**WHAT YOU ARE ASKED TO DO**
In the listing below, locate the lines that hold the string "защитным". Copy those lines.

──────── EXTRACTED ENTRIES

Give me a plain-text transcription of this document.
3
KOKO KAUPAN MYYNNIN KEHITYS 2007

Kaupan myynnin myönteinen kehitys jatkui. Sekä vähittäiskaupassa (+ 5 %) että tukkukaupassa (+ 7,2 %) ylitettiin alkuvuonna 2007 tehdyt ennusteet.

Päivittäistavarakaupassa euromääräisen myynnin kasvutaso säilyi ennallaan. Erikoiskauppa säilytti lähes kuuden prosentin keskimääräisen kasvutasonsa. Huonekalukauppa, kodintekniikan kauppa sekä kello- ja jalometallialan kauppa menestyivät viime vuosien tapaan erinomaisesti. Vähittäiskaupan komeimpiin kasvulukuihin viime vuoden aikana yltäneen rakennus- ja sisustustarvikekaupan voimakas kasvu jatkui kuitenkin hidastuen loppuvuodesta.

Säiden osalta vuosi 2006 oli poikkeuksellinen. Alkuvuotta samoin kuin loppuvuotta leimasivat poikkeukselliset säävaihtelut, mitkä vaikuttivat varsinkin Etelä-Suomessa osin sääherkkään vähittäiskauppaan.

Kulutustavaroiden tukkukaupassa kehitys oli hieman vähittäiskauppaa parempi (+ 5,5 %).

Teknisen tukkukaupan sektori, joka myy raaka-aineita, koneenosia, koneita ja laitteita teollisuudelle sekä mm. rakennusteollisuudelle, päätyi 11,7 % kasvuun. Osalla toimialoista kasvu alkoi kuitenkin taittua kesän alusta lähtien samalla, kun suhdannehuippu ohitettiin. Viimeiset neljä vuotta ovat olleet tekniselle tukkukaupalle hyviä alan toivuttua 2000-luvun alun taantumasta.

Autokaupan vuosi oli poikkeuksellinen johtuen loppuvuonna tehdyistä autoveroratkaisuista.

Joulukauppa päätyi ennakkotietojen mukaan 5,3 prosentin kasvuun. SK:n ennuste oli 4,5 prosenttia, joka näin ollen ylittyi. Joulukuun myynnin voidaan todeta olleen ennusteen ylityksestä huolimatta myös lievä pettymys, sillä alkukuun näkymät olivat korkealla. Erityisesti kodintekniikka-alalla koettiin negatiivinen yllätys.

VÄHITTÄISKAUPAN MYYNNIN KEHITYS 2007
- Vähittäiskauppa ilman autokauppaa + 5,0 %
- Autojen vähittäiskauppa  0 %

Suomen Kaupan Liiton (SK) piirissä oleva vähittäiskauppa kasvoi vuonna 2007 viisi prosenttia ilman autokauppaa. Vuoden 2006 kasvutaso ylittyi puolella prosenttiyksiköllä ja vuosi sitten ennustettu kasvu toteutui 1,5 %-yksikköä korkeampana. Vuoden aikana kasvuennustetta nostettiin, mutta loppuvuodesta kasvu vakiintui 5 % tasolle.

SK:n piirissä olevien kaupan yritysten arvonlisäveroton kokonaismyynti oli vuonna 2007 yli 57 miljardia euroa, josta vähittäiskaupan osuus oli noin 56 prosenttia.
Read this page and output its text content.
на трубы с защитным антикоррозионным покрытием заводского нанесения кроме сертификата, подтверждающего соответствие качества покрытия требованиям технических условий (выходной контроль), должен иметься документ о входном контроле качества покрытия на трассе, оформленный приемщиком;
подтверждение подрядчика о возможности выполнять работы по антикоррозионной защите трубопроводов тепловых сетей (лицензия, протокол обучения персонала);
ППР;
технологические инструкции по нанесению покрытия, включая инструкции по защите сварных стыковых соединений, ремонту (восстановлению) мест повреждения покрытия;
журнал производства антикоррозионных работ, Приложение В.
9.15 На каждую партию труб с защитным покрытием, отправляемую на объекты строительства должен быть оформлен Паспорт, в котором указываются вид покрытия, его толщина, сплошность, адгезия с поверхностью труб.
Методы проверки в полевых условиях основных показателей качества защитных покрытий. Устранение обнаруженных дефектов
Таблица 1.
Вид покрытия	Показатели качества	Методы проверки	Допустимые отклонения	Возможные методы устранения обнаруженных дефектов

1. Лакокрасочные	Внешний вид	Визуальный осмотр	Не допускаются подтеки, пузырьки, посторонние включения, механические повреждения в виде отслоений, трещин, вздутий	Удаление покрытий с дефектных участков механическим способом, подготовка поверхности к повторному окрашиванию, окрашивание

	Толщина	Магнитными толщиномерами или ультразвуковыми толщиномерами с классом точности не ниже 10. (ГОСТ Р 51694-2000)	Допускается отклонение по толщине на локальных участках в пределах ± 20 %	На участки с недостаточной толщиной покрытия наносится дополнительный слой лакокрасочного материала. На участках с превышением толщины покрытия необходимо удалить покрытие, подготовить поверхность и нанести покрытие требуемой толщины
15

────────────────

**SOLUTION TO THIS EXERCISE**
на трубы с защитным антикоррозионным покрытием заводского нанесения кроме сертификата, подтверждающего соответствие качества покрытия требованиям технических условий (выходной контроль), должен иметься документ о входном контроле качества покрытия на трассе, оформленный приемщиком;
9.15 На каждую партию труб с защитным покрытием, отправляемую на объекты строительства должен быть оформлен Паспорт, в котором указываются вид покрытия, его толщина, сплошность, адгезия с поверхностью труб.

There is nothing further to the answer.